→ WORK TO DO
Transcribe each line exactly.

(Figure contents as structured data)
-=-=-=-=-
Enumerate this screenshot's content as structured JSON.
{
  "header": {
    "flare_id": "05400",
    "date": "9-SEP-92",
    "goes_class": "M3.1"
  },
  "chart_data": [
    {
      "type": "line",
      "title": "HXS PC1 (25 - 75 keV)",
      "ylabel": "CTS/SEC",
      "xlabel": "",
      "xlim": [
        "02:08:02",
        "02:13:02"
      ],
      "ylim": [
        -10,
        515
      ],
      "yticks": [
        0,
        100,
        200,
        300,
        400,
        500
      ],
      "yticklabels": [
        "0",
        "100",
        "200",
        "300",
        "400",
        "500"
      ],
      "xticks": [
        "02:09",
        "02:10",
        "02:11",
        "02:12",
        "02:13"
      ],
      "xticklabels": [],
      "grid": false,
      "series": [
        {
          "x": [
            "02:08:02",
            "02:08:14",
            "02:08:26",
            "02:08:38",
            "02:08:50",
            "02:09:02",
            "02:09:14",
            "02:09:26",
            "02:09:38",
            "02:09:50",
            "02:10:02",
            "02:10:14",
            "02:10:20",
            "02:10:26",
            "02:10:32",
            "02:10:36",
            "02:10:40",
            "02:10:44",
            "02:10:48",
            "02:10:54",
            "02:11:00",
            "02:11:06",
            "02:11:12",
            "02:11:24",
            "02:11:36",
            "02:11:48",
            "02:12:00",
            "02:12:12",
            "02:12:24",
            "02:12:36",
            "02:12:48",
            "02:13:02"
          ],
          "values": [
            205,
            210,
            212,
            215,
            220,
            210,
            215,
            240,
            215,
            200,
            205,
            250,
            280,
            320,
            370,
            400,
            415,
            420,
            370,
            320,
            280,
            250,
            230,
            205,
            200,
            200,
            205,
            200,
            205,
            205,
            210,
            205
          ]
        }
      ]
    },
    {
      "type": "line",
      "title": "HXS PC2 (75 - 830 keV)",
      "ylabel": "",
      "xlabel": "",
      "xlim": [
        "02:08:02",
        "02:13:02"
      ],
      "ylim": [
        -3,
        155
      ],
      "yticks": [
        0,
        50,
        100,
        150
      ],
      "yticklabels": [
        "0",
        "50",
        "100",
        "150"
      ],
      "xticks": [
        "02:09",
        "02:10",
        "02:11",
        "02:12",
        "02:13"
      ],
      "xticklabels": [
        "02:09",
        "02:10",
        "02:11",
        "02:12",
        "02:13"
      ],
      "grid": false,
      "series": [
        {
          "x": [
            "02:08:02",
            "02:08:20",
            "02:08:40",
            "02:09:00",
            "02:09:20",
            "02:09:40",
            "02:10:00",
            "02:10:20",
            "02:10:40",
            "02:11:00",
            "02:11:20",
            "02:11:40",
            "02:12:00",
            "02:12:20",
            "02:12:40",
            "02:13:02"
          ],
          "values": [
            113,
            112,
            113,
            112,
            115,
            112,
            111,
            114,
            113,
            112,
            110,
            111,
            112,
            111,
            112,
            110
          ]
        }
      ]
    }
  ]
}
-=-=-=-=-
→ ANSWER TO THIS EXERCISE
Enumerate this screenshot's content as structured JSON.
{
  "header": {
    "flare_id": "05400",
    "date": "9-SEP-92",
    "goes_class": "M3.1"
  },
  "chart_data": [
    {
      "type": "line",
      "title": "HXS PC1 (25 - 75 keV)",
      "ylabel": "CTS/SEC",
      "xlabel": "",
      "xlim": [
        "02:08:02",
        "02:13:02"
      ],
      "ylim": [
        -10,
        515
      ],
      "yticks": [
        0,
        100,
        200,
        300,
        400,
        500
      ],
      "yticklabels": [
        "0",
        "100",
        "200",
        "300",
        "400",
        "500"
      ],
      "xticks": [
        "02:09",
        "02:10",
        "02:11",
        "02:12",
        "02:13"
      ],
      "xticklabels": [],
      "grid": false,
      "series": [
        {
          "x": [
            "02:08:02",
            "02:08:14",
            "02:08:26",
            "02:08:38",
            "02:08:50",
            "02:09:02",
            "02:09:14",
            "02:09:26",
            "02:09:38",
            "02:09:50",
            "02:10:02",
            "02:10:14",
            "02:10:20",
            "02:10:26",
            "02:10:32",
            "02:10:36",
            "02:10:40",
            "02:10:44",
            "02:10:48",
            "02:10:54",
            "02:11:00",
            "02:11:06",
            "02:11:12",
            "02:11:24",
            "02:11:36",
            "02:11:48",
            "02:12:00",
            "02:12:12",
            "02:12:24",
            "02:12:36",
            "02:12:48",
            "02:13:02"
          ],
          "values": [
            205,
            210,
            212,
            215,
            220,
            210,
            215,
            240,
            215,
            200,
            205,
            250,
            280,
            320,
            370,
            400,
            415,
            420,
            370,
            320,
            280,
            250,
            230,
            205,
            200,
            200,
            205,
            200,
            205,
            205,
            210,
            205
          ]
        }
      ]
    },
    {
      "type": "line",
      "title": "HXS PC2 (75 - 830 keV)",
      "ylabel": "",
      "xlabel": "",
      "xlim": [
        "02:08:02",
        "02:13:02"
      ],
      "ylim": [
        -3,
        155
      ],
      "yticks": [
        0,
        50,
        100,
        150
      ],
      "yticklabels": [
        "0",
        "50",
        "100",
        "150"
      ],
      "xticks": [
        "02:09",
        "02:10",
        "02:11",
        "02:12",
        "02:13"
      ],
      "xticklabels": [
        "02:09",
        "02:10",
        "02:11",
        "02:12",
        "02:13"
      ],
      "grid": false,
      "series": [
        {
          "x": [
            "02:08:02",
            "02:08:20",
            "02:08:40",
            "02:09:00",
            "02:09:20",
            "02:09:40",
            "02:10:00",
            "02:10:20",
            "02:10:40",
            "02:11:00",
            "02:11:20",
            "02:11:40",
            "02:12:00",
            "02:12:20",
            "02:12:40",
            "02:13:02"
          ],
          "values": [
            113,
            112,
            113,
            112,
            115,
            112,
            111,
            114,
            113,
            112,
            110,
            111,
            112,
            111,
            112,
            110
          ]
        }
      ]
    }
  ]
}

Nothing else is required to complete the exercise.